» **REQUIRED WORK**
Search the material for the string "capchange", then return every line where it is found.

Entries taken from a collection:
===============

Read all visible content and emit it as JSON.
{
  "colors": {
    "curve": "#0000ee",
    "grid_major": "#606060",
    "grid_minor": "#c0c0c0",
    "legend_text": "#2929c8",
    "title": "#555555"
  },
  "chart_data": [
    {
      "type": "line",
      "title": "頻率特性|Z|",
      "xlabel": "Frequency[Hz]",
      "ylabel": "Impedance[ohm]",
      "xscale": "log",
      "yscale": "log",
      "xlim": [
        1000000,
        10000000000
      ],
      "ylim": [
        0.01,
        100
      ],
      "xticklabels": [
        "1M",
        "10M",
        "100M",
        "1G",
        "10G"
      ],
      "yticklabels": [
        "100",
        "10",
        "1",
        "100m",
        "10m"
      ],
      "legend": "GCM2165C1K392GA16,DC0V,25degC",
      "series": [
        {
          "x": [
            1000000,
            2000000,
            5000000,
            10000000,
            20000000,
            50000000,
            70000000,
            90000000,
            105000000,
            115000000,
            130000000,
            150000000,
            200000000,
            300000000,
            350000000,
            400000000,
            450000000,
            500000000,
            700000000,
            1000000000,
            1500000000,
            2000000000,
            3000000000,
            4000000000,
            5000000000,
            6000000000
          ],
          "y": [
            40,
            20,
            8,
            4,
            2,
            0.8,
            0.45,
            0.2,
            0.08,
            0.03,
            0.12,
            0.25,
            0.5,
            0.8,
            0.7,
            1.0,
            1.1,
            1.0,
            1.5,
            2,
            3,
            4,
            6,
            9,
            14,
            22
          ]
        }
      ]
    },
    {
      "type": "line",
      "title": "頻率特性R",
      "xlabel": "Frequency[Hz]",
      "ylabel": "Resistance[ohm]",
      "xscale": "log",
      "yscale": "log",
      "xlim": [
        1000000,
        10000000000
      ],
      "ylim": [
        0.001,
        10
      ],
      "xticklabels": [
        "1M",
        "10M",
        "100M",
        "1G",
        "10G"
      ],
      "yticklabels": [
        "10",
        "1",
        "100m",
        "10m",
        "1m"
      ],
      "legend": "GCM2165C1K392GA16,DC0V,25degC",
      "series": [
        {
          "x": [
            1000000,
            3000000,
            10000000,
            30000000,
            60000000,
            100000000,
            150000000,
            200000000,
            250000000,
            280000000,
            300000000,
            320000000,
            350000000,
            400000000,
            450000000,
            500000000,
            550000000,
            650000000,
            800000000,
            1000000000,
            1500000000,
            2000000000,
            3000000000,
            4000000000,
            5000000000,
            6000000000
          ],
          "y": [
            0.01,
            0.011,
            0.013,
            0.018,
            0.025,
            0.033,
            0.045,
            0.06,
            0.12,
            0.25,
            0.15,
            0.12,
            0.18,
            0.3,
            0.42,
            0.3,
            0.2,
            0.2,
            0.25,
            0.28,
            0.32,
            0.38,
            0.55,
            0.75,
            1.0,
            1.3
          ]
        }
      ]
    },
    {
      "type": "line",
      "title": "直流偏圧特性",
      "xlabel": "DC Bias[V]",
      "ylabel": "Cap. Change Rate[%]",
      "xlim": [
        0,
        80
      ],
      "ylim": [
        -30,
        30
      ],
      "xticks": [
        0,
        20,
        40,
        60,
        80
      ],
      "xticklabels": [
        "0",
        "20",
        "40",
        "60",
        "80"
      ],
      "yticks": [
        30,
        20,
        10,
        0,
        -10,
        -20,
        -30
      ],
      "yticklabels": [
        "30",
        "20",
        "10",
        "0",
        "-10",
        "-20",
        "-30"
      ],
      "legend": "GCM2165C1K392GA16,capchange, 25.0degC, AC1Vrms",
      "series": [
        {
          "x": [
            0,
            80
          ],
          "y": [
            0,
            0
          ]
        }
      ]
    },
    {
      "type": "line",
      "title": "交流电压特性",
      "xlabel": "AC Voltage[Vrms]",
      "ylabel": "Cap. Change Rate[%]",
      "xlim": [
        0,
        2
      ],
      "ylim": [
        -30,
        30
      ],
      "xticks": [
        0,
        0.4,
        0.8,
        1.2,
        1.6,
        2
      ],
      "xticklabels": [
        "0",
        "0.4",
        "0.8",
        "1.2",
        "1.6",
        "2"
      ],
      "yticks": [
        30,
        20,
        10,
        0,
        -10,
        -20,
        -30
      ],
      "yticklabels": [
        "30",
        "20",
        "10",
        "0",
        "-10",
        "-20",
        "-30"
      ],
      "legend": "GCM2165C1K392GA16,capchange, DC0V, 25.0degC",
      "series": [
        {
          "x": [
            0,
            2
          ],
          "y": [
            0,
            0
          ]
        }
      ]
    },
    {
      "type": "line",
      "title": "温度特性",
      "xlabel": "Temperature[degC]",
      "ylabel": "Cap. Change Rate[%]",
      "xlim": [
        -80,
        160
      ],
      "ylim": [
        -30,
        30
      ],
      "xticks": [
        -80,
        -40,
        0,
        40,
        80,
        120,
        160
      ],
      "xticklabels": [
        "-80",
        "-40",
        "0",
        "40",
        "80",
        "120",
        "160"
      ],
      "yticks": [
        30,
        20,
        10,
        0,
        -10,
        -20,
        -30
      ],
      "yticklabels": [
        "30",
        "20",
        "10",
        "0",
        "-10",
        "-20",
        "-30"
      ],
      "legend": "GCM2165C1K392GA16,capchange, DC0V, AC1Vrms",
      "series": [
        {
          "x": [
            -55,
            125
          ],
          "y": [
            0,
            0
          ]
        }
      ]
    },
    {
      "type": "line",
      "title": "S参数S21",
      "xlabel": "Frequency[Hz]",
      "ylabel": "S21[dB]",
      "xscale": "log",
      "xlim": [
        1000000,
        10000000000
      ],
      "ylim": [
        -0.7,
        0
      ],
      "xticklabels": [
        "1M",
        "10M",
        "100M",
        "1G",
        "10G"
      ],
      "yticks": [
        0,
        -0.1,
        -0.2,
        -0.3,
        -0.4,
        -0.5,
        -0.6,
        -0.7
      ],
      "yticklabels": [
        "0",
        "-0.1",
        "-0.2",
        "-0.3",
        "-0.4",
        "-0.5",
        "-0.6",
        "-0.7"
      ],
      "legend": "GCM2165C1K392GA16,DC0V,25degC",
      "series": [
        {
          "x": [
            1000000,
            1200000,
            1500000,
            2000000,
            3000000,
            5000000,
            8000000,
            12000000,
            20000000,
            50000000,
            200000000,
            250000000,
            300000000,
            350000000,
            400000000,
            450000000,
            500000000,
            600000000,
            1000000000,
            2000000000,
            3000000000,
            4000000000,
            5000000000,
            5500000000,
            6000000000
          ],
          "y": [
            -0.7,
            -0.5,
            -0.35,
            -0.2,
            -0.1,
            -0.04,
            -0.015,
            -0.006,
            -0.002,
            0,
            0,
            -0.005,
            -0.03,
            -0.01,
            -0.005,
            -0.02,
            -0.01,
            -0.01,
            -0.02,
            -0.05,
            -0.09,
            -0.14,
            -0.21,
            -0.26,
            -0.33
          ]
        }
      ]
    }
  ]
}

===============

» **EXERCISE RESPONSE**
      "legend": "GCM2165C1K392GA16,capchange, 25.0degC, AC1Vrms",
      "legend": "GCM2165C1K392GA16,capchange, DC0V, 25.0degC",
      "legend": "GCM2165C1K392GA16,capchange, DC0V, AC1Vrms",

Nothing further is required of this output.